** TEXTO EXTRAÍDO **
• • • •
Las visitas guiadas por la necrópolis servirán a los lucenses para conocer obras arquitectónicas y tallas en mármol de finales del XIX y mediados del XX
29 jul 2010 . Actualizado a las 12:12 h.A las afueras de la capital, el campo santo de San Froilán recibe a todos aquellos vecinos que quieren honrar a sus difuntos o llevarles flores. Cualquier hora del día es buena para recordar a familiares que pasaron a mejor vida. Lo que es un poco más atípico es subirse a la línea 2, a la 5E o a la 7A de autobuses urbanos que van hasta el cementerio para ver obras de arte. La iniciativa de la concejalía de Servizos Xerais convertirá este espacio público, a partir de septiembre, en un museo al aire libre en el que los lucenses pueden descubrir obras fúnebres de autores lucenses como Cobreros o Manuel Mallo.
• • • •
** DATOS PROPORCIONADOS **

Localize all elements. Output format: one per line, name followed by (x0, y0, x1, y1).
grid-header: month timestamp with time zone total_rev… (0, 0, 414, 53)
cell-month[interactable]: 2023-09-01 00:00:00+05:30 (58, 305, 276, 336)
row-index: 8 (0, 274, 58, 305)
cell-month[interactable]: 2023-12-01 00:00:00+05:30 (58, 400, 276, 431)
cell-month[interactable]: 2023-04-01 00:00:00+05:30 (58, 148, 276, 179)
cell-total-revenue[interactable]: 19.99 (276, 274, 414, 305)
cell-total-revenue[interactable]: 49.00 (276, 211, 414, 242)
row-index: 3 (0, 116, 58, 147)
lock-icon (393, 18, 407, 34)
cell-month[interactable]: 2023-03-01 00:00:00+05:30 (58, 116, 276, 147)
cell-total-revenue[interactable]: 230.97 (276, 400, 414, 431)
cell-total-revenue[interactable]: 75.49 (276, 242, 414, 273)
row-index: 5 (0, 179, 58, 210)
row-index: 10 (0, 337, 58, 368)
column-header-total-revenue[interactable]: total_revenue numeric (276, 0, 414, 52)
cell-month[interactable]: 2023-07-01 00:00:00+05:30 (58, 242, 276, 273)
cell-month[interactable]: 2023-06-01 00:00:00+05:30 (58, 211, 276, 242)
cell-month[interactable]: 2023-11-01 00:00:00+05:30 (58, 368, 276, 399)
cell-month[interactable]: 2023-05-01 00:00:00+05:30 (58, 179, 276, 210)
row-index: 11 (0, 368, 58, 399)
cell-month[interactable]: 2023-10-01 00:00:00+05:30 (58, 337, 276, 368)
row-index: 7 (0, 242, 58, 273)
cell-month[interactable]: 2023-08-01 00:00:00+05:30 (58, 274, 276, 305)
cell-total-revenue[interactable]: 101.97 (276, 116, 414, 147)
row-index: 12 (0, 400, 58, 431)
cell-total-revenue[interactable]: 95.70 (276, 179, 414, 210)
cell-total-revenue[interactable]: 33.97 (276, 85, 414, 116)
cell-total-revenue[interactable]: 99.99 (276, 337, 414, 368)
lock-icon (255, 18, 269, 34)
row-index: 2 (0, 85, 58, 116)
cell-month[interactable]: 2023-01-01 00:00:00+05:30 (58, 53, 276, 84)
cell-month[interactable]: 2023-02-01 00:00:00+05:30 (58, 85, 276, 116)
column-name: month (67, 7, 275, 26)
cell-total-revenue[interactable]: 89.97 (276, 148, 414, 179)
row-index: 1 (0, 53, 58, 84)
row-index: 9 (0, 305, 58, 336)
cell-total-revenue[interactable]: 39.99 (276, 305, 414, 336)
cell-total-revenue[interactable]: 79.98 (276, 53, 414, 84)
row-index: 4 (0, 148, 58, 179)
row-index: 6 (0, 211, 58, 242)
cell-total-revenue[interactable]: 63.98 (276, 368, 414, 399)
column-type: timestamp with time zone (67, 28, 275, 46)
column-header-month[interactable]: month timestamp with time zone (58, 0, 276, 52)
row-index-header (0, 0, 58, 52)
• • • •
** TAREA A **
Responde con el texto sobre el cementerio de San Froilán:
(i) ¿De qué época son las obras arquitectónicas y tallas en mármol que se podrán conocer?
(ii) ¿Qué líneas de autobuses urbanos llegan hasta el cementerio?
(iii) ¿Qué concejalía impulsa la iniciativa?
** TAREA B **
Sustituye "difuntos" por "fallecidos" en el fragmento del texto sobre el cementerio de San Froilán que empieza en "Las visitas guiadas" y termina en "o Manuel Mallo.", y escribe ese fragmento completo.

** SOLUCIÓN A **
(i) De finales del XIX y mediados del XX.
(ii) La línea 2, la 5E y la 7A.
(iii) La concejalía de Servizos Xerais.

** SOLUCIÓN B **
Las visitas guiadas por la necrópolis servirán a los lucenses para conocer obras arquitectónicas y tallas en mármol de finales del XIX y mediados del XX
29 jul 2010 . Actualizado a las 12:12 h.A las afueras de la capital, el campo santo de San Froilán recibe a todos aquellos vecinos que quieren honrar a sus fallecidos o llevarles flores. Cualquier hora del día es buena para recordar a familiares que pasaron a mejor vida. Lo que es un poco más atípico es subirse a la línea 2, a la 5E o a la 7A de autobuses urbanos que van hasta el cementerio para ver obras de arte. La iniciativa de la concejalía de Servizos Xerais convertirá este espacio público, a partir de septiembre, en un museo al aire libre en el que los lucenses pueden descubrir obras fúnebres de autores lucenses como Cobreros o Manuel Mallo.